[Figure content listings]
□ □ □

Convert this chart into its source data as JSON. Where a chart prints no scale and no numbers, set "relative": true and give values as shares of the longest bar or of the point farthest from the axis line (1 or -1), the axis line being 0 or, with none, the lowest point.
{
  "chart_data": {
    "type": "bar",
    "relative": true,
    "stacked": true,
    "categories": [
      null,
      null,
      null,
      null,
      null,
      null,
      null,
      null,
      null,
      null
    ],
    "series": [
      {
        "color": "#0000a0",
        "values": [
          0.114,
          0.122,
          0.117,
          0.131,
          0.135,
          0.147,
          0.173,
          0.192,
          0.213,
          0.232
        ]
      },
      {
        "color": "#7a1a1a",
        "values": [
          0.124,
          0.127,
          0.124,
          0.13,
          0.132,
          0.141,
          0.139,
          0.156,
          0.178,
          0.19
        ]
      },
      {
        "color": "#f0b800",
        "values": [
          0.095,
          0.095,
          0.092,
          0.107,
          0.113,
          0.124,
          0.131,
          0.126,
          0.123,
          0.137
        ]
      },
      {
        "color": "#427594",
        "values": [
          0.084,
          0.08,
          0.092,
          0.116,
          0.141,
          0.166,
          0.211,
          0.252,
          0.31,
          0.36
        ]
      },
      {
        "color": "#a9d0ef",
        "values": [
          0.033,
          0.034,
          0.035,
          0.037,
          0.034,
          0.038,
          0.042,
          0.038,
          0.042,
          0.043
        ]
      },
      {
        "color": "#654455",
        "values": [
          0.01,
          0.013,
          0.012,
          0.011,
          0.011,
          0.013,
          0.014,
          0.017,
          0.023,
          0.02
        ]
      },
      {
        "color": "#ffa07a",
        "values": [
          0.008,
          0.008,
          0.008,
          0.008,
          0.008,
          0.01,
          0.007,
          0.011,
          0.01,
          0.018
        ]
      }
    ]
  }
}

□ □ □

- [Goal]:
All entries must be repeated verbatim.

- [Solution to this problem]:
Convert this chart into its source data as JSON. Where a chart prints no scale and no numbers, set "relative": true and give values as shares of the longest bar or of the point farthest from the axis line (1 or -1), the axis line being 0 or, with none, the lowest point.
{
  "chart_data": {
    "type": "bar",
    "relative": true,
    "stacked": true,
    "categories": [
      null,
      null,
      null,
      null,
      null,
      null,
      null,
      null,
      null,
      null
    ],
    "series": [
      {
        "color": "#0000a0",
        "values": [
          0.114,
          0.122,
          0.117,
          0.131,
          0.135,
          0.147,
          0.173,
          0.192,
          0.213,
          0.232
        ]
      },
      {
        "color": "#7a1a1a",
        "values": [
          0.124,
          0.127,
          0.124,
          0.13,
          0.132,
          0.141,
          0.139,
          0.156,
          0.178,
          0.19
        ]
      },
      {
        "color": "#f0b800",
        "values": [
          0.095,
          0.095,
          0.092,
          0.107,
          0.113,
          0.124,
          0.131,
          0.126,
          0.123,
          0.137
        ]
      },
      {
        "color": "#427594",
        "values": [
          0.084,
          0.08,
          0.092,
          0.116,
          0.141,
          0.166,
          0.211,
          0.252,
          0.31,
          0.36
        ]
      },
      {
        "color": "#a9d0ef",
        "values": [
          0.033,
          0.034,
          0.035,
          0.037,
          0.034,
          0.038,
          0.042,
          0.038,
          0.042,
          0.043
        ]
      },
      {
        "color": "#654455",
        "values": [
          0.01,
          0.013,
          0.012,
          0.011,
          0.011,
          0.013,
          0.014,
          0.017,
          0.023,
          0.02
        ]
      },
      {
        "color": "#ffa07a",
        "values": [
          0.008,
          0.008,
          0.008,
          0.008,
          0.008,
          0.01,
          0.007,
          0.011,
          0.01,
          0.018
        ]
      }
    ]
  }
}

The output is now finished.